━━ Records supplied ━━

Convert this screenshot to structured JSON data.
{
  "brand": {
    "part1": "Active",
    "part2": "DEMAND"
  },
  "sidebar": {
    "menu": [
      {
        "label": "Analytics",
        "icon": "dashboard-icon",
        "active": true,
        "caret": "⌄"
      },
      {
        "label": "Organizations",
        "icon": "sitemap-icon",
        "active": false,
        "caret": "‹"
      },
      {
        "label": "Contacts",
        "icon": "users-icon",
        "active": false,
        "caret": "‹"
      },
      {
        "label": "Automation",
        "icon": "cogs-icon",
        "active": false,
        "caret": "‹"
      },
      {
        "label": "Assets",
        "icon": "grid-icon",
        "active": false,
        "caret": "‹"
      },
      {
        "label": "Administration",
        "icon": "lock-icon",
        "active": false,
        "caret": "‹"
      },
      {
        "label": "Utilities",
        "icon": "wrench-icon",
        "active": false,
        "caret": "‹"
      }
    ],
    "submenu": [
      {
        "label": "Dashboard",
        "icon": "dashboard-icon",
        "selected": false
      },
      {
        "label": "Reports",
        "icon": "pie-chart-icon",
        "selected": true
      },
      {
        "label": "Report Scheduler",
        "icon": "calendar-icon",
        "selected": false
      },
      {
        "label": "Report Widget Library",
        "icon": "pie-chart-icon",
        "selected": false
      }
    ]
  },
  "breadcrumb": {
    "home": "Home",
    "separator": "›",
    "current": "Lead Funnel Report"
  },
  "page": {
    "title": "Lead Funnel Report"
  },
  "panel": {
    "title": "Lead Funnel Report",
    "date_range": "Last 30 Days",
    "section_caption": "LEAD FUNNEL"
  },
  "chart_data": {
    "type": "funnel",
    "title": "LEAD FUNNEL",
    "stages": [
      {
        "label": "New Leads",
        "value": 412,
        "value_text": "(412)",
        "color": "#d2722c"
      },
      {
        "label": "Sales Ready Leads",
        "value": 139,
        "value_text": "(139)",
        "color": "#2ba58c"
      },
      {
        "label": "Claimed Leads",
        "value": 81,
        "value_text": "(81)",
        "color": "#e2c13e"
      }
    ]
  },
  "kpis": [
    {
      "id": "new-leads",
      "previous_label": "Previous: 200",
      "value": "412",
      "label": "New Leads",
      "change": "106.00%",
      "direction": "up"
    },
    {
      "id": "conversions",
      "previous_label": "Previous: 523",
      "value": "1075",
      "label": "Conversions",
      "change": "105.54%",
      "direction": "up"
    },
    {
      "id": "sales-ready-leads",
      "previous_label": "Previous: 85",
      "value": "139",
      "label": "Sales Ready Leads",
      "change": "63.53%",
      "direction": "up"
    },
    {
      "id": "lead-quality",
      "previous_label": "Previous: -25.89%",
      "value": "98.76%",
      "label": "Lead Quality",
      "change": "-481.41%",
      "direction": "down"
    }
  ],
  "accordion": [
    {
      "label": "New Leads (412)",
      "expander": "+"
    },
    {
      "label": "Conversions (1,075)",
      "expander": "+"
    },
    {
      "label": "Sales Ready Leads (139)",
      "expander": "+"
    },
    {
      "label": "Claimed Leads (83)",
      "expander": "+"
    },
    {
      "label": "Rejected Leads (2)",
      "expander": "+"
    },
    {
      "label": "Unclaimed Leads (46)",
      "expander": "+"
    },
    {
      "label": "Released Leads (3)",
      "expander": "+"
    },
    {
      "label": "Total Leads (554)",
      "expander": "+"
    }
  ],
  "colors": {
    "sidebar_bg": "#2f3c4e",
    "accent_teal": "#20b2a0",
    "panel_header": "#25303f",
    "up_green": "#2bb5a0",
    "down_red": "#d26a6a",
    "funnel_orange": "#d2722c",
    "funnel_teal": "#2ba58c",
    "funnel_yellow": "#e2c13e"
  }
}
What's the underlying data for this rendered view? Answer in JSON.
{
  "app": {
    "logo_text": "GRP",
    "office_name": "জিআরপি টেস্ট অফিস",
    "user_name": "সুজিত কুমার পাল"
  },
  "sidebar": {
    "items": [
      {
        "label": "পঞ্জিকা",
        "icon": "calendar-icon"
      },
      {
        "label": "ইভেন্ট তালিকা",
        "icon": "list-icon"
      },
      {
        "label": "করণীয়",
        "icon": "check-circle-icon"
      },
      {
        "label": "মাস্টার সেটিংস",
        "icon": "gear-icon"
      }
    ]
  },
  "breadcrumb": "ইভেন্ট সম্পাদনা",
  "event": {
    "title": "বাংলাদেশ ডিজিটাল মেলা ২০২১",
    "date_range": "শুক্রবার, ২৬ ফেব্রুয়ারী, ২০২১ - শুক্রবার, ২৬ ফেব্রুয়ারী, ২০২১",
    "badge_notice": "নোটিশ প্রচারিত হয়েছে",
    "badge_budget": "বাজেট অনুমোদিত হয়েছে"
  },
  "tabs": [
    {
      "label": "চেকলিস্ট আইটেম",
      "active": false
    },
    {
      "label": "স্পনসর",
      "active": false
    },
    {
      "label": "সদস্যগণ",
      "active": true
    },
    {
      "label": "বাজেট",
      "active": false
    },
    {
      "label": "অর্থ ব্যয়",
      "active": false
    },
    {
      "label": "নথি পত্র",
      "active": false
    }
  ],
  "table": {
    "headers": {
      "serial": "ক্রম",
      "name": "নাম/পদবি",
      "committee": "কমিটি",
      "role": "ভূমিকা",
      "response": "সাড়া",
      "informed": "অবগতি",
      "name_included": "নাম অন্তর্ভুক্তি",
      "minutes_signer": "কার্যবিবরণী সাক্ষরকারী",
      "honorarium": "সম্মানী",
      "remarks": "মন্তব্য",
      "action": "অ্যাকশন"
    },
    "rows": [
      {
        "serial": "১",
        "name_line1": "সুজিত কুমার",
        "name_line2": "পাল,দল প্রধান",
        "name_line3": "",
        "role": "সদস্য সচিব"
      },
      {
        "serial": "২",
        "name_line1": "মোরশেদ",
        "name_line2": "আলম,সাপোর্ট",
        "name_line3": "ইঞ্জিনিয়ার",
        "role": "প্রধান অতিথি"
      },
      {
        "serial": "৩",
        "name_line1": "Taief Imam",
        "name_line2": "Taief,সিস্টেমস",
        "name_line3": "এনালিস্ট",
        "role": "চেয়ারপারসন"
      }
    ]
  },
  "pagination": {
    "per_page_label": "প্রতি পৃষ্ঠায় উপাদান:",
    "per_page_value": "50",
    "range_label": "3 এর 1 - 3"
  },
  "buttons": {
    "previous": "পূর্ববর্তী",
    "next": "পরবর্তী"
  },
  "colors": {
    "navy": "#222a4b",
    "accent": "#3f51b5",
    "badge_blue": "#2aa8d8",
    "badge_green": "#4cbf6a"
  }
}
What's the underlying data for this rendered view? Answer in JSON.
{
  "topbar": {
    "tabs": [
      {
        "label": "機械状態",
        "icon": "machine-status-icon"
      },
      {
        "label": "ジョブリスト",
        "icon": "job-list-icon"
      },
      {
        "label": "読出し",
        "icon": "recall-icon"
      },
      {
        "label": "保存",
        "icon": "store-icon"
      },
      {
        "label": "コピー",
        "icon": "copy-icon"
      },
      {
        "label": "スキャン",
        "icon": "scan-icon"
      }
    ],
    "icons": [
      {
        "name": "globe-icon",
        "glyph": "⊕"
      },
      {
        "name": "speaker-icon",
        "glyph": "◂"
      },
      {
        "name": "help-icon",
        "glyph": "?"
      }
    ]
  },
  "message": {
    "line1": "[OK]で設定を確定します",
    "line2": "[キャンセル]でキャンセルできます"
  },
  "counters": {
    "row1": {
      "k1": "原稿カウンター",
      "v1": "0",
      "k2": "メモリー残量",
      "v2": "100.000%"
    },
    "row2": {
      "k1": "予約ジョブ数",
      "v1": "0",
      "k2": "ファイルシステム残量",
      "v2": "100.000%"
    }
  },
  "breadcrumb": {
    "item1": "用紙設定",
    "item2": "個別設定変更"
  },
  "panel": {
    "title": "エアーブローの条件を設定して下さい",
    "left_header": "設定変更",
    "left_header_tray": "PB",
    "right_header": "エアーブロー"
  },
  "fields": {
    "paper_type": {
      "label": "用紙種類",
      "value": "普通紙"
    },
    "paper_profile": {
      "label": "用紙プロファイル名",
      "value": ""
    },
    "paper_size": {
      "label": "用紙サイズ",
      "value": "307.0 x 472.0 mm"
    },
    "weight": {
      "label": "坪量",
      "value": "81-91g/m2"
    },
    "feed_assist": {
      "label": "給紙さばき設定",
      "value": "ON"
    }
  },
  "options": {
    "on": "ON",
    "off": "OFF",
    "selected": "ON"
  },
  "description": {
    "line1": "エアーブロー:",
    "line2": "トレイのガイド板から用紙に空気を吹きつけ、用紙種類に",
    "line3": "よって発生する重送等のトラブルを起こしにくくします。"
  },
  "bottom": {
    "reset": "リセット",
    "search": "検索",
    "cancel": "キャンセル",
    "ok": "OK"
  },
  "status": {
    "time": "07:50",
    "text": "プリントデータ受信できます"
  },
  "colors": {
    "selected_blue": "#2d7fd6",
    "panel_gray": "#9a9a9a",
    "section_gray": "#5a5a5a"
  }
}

━━━

### To be done
Pick out each line containing "キャンセル" and report it.

### Task response
    "line2": "[キャンセル]でキャンセルできます"
    "cancel": "キャンセル",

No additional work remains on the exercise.